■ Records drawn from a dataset
╭──
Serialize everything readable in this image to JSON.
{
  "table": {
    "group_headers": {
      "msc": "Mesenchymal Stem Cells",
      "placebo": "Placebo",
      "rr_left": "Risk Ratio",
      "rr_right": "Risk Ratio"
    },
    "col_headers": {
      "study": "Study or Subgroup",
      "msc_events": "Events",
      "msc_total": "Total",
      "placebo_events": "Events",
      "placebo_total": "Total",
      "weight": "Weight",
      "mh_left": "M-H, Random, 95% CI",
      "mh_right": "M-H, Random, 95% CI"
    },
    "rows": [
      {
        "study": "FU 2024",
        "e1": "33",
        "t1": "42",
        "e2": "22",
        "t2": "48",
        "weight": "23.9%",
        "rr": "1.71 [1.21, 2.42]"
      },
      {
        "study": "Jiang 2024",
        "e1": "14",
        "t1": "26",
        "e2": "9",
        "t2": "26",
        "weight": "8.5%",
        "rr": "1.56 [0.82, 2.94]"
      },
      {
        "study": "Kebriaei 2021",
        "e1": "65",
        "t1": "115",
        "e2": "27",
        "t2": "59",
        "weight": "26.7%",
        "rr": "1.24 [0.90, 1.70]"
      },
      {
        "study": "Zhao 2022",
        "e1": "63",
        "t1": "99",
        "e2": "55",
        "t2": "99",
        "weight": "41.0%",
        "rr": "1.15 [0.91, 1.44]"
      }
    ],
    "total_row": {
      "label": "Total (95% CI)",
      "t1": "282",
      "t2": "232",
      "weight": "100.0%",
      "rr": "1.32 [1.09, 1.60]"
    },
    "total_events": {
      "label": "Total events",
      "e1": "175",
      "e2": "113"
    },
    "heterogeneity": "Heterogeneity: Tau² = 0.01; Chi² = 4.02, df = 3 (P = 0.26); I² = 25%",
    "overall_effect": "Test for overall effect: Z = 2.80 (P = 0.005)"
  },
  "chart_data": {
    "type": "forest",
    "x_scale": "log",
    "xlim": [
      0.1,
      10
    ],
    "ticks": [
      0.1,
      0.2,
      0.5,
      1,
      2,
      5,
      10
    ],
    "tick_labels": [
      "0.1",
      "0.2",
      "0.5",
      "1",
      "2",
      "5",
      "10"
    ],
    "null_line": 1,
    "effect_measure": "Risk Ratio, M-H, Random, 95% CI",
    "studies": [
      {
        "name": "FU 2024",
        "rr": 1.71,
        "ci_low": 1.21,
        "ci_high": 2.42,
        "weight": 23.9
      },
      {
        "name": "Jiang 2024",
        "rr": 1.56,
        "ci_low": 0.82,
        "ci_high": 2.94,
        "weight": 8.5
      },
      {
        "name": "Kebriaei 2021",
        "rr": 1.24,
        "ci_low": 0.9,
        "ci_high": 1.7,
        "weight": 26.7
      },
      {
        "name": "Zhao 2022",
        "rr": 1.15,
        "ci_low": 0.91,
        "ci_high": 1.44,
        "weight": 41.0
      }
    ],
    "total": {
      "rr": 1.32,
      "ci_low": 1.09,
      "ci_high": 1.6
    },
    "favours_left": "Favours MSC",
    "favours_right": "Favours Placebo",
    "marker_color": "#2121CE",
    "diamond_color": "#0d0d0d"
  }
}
╰──
■ ASSIGNMENT
Set down each entry again, unchanged.

■ RESULT
Serialize everything readable in this image to JSON.
{
  "table": {
    "group_headers": {
      "msc": "Mesenchymal Stem Cells",
      "placebo": "Placebo",
      "rr_left": "Risk Ratio",
      "rr_right": "Risk Ratio"
    },
    "col_headers": {
      "study": "Study or Subgroup",
      "msc_events": "Events",
      "msc_total": "Total",
      "placebo_events": "Events",
      "placebo_total": "Total",
      "weight": "Weight",
      "mh_left": "M-H, Random, 95% CI",
      "mh_right": "M-H, Random, 95% CI"
    },
    "rows": [
      {
        "study": "FU 2024",
        "e1": "33",
        "t1": "42",
        "e2": "22",
        "t2": "48",
        "weight": "23.9%",
        "rr": "1.71 [1.21, 2.42]"
      },
      {
        "study": "Jiang 2024",
        "e1": "14",
        "t1": "26",
        "e2": "9",
        "t2": "26",
        "weight": "8.5%",
        "rr": "1.56 [0.82, 2.94]"
      },
      {
        "study": "Kebriaei 2021",
        "e1": "65",
        "t1": "115",
        "e2": "27",
        "t2": "59",
        "weight": "26.7%",
        "rr": "1.24 [0.90, 1.70]"
      },
      {
        "study": "Zhao 2022",
        "e1": "63",
        "t1": "99",
        "e2": "55",
        "t2": "99",
        "weight": "41.0%",
        "rr": "1.15 [0.91, 1.44]"
      }
    ],
    "total_row": {
      "label": "Total (95% CI)",
      "t1": "282",
      "t2": "232",
      "weight": "100.0%",
      "rr": "1.32 [1.09, 1.60]"
    },
    "total_events": {
      "label": "Total events",
      "e1": "175",
      "e2": "113"
    },
    "heterogeneity": "Heterogeneity: Tau² = 0.01; Chi² = 4.02, df = 3 (P = 0.26); I² = 25%",
    "overall_effect": "Test for overall effect: Z = 2.80 (P = 0.005)"
  },
  "chart_data": {
    "type": "forest",
    "x_scale": "log",
    "xlim": [
      0.1,
      10
    ],
    "ticks": [
      0.1,
      0.2,
      0.5,
      1,
      2,
      5,
      10
    ],
    "tick_labels": [
      "0.1",
      "0.2",
      "0.5",
      "1",
      "2",
      "5",
      "10"
    ],
    "null_line": 1,
    "effect_measure": "Risk Ratio, M-H, Random, 95% CI",
    "studies": [
      {
        "name": "FU 2024",
        "rr": 1.71,
        "ci_low": 1.21,
        "ci_high": 2.42,
        "weight": 23.9
      },
      {
        "name": "Jiang 2024",
        "rr": 1.56,
        "ci_low": 0.82,
        "ci_high": 2.94,
        "weight": 8.5
      },
      {
        "name": "Kebriaei 2021",
        "rr": 1.24,
        "ci_low": 0.9,
        "ci_high": 1.7,
        "weight": 26.7
      },
      {
        "name": "Zhao 2022",
        "rr": 1.15,
        "ci_low": 0.91,
        "ci_high": 1.44,
        "weight": 41.0
      }
    ],
    "total": {
      "rr": 1.32,
      "ci_low": 1.09,
      "ci_high": 1.6
    },
    "favours_left": "Favours MSC",
    "favours_right": "Favours Placebo",
    "marker_color": "#2121CE",
    "diamond_color": "#0d0d0d"
  }
}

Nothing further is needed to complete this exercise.